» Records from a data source
-=-=-

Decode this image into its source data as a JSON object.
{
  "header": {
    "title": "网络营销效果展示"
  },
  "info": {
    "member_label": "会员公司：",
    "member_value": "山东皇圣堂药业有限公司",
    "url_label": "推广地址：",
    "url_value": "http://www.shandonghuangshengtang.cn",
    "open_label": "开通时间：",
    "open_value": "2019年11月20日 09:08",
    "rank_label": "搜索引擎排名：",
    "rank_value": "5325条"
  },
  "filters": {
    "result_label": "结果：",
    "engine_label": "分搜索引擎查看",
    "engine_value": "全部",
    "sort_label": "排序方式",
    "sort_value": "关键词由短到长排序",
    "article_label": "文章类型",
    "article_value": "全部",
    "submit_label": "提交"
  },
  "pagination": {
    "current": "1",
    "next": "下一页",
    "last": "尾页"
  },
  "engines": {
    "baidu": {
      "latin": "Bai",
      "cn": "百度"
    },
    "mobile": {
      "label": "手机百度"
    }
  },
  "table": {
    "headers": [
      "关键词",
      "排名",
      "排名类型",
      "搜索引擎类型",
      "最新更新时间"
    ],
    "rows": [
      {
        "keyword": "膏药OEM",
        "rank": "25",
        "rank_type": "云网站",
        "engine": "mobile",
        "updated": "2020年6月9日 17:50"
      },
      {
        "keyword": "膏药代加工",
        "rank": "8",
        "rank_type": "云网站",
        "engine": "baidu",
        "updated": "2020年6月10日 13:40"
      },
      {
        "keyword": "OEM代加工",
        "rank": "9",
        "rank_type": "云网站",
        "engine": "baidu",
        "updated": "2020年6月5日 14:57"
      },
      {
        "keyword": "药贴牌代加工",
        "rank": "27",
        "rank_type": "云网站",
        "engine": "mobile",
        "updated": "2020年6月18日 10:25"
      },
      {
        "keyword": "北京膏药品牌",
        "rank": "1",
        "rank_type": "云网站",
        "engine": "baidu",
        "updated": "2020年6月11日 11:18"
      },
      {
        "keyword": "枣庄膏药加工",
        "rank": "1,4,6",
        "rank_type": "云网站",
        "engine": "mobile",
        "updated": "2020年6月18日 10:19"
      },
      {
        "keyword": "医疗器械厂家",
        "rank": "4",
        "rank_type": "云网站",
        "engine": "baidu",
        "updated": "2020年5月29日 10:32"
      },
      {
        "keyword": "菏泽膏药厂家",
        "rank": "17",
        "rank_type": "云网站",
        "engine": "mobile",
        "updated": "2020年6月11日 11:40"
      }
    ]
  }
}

-=-=-

Write out all the lines again, exactly as they are.

» Correct output
Decode this image into its source data as a JSON object.
{
  "header": {
    "title": "网络营销效果展示"
  },
  "info": {
    "member_label": "会员公司：",
    "member_value": "山东皇圣堂药业有限公司",
    "url_label": "推广地址：",
    "url_value": "http://www.shandonghuangshengtang.cn",
    "open_label": "开通时间：",
    "open_value": "2019年11月20日 09:08",
    "rank_label": "搜索引擎排名：",
    "rank_value": "5325条"
  },
  "filters": {
    "result_label": "结果：",
    "engine_label": "分搜索引擎查看",
    "engine_value": "全部",
    "sort_label": "排序方式",
    "sort_value": "关键词由短到长排序",
    "article_label": "文章类型",
    "article_value": "全部",
    "submit_label": "提交"
  },
  "pagination": {
    "current": "1",
    "next": "下一页",
    "last": "尾页"
  },
  "engines": {
    "baidu": {
      "latin": "Bai",
      "cn": "百度"
    },
    "mobile": {
      "label": "手机百度"
    }
  },
  "table": {
    "headers": [
      "关键词",
      "排名",
      "排名类型",
      "搜索引擎类型",
      "最新更新时间"
    ],
    "rows": [
      {
        "keyword": "膏药OEM",
        "rank": "25",
        "rank_type": "云网站",
        "engine": "mobile",
        "updated": "2020年6月9日 17:50"
      },
      {
        "keyword": "膏药代加工",
        "rank": "8",
        "rank_type": "云网站",
        "engine": "baidu",
        "updated": "2020年6月10日 13:40"
      },
      {
        "keyword": "OEM代加工",
        "rank": "9",
        "rank_type": "云网站",
        "engine": "baidu",
        "updated": "2020年6月5日 14:57"
      },
      {
        "keyword": "药贴牌代加工",
        "rank": "27",
        "rank_type": "云网站",
        "engine": "mobile",
        "updated": "2020年6月18日 10:25"
      },
      {
        "keyword": "北京膏药品牌",
        "rank": "1",
        "rank_type": "云网站",
        "engine": "baidu",
        "updated": "2020年6月11日 11:18"
      },
      {
        "keyword": "枣庄膏药加工",
        "rank": "1,4,6",
        "rank_type": "云网站",
        "engine": "mobile",
        "updated": "2020年6月18日 10:19"
      },
      {
        "keyword": "医疗器械厂家",
        "rank": "4",
        "rank_type": "云网站",
        "engine": "baidu",
        "updated": "2020年5月29日 10:32"
      },
      {
        "keyword": "菏泽膏药厂家",
        "rank": "17",
        "rank_type": "云网站",
        "engine": "mobile",
        "updated": "2020年6月11日 11:40"
      }
    ]
  }
}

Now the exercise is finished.